> _STATED TASK_
Locate the word "main" in the data below, then copy every line that holds it.

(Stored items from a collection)
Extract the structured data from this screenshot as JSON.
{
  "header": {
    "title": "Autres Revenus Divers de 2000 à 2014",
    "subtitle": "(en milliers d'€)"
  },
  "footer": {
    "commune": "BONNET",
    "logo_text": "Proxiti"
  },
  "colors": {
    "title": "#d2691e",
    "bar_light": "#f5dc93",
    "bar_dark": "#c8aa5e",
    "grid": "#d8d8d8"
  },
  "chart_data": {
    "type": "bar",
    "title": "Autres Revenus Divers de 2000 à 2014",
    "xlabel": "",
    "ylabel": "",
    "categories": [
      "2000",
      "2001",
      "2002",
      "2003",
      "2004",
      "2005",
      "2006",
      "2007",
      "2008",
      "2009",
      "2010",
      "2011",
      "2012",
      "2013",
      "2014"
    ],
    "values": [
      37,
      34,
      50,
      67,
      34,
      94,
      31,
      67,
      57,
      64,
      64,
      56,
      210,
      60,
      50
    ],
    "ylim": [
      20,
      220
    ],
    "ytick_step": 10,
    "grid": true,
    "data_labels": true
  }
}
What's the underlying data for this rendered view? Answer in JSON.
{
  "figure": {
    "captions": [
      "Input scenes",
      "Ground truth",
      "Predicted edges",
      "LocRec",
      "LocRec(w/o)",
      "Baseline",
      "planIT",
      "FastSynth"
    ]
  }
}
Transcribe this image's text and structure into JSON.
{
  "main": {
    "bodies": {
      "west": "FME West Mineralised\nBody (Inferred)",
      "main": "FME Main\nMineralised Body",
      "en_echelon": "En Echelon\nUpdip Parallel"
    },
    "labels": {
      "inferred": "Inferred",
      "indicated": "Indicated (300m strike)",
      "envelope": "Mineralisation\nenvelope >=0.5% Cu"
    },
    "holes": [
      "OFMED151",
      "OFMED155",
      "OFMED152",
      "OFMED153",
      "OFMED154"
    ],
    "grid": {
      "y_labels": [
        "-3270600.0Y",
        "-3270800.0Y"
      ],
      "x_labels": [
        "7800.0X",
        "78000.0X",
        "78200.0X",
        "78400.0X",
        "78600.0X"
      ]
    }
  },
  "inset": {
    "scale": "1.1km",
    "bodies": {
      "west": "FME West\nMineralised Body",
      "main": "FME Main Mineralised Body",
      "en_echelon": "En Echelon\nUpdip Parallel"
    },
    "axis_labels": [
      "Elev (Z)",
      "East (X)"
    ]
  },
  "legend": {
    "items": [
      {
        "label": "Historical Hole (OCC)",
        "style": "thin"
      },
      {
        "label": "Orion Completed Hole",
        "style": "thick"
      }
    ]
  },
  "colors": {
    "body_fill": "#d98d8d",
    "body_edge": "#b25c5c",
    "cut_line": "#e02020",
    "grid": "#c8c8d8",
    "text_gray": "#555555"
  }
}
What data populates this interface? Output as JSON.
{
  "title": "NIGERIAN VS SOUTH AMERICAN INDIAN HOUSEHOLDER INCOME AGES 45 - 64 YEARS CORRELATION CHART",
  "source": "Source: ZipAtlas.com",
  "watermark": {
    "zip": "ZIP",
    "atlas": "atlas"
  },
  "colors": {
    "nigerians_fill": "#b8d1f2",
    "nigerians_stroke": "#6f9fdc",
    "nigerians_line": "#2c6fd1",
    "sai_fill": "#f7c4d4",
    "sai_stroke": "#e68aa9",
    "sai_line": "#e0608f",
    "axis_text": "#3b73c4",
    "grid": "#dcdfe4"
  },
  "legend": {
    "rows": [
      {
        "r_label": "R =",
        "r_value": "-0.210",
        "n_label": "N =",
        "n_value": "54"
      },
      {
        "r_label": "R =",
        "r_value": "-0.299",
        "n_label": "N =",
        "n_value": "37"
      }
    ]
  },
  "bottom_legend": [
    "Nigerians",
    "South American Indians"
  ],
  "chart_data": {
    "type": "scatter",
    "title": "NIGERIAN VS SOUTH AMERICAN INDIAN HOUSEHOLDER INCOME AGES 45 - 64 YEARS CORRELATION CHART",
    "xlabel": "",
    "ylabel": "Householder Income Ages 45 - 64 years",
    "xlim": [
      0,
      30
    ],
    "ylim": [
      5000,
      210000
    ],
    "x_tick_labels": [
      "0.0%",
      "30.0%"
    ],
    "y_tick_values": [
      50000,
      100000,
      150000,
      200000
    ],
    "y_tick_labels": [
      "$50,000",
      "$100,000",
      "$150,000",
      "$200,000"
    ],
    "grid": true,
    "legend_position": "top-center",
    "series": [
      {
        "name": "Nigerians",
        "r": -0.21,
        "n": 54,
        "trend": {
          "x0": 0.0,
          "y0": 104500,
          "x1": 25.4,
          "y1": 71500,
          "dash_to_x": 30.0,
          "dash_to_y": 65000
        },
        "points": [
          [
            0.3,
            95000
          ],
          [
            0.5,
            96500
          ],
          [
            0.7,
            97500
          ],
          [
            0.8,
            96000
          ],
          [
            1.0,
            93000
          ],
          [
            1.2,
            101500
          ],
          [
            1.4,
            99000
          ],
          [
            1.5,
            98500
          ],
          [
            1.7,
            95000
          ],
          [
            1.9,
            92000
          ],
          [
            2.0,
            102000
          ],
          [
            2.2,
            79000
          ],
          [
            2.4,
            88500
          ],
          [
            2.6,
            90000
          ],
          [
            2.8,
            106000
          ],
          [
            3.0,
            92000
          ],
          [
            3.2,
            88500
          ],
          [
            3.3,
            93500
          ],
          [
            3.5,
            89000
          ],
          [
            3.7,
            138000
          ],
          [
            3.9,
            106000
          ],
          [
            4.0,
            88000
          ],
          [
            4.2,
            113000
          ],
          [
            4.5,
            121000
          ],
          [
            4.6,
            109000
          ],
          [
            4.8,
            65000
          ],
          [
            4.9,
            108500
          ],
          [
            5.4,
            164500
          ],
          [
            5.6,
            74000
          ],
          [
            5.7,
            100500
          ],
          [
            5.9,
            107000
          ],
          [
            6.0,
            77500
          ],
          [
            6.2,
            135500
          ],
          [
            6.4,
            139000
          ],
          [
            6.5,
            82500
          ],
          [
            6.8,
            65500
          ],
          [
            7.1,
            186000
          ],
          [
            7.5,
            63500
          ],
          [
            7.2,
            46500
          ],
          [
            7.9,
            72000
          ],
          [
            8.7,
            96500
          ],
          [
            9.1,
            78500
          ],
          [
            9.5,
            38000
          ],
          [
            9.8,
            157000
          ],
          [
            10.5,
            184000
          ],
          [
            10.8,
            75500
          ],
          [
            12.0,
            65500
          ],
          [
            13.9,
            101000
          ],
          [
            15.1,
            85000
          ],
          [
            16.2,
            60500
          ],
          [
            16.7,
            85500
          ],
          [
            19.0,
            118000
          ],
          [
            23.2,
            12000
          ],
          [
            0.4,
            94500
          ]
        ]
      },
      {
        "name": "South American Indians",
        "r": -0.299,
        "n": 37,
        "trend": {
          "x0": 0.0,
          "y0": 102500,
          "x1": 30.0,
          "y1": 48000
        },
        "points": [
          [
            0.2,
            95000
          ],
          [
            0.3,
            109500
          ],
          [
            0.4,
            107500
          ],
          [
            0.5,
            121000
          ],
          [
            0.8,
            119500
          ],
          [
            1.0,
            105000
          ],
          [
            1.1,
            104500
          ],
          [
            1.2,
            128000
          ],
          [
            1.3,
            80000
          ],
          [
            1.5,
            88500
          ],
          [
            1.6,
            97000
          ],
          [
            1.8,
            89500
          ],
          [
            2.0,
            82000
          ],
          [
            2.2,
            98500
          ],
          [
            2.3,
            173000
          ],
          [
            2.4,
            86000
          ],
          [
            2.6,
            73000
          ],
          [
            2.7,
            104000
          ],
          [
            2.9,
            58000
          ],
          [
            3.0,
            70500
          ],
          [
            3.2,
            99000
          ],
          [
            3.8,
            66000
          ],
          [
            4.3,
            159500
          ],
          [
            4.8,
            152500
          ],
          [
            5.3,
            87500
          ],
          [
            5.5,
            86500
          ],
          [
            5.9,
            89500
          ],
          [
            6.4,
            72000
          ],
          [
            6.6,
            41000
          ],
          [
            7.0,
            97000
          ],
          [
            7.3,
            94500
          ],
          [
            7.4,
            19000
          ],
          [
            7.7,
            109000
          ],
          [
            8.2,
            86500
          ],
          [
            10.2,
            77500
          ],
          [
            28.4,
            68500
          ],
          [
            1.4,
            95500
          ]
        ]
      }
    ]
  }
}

> _OUTPUT FOR THIS EXERCISE_
  "main": {
      "main": "FME Main\nMineralised Body",
      "main": "FME Main Mineralised Body",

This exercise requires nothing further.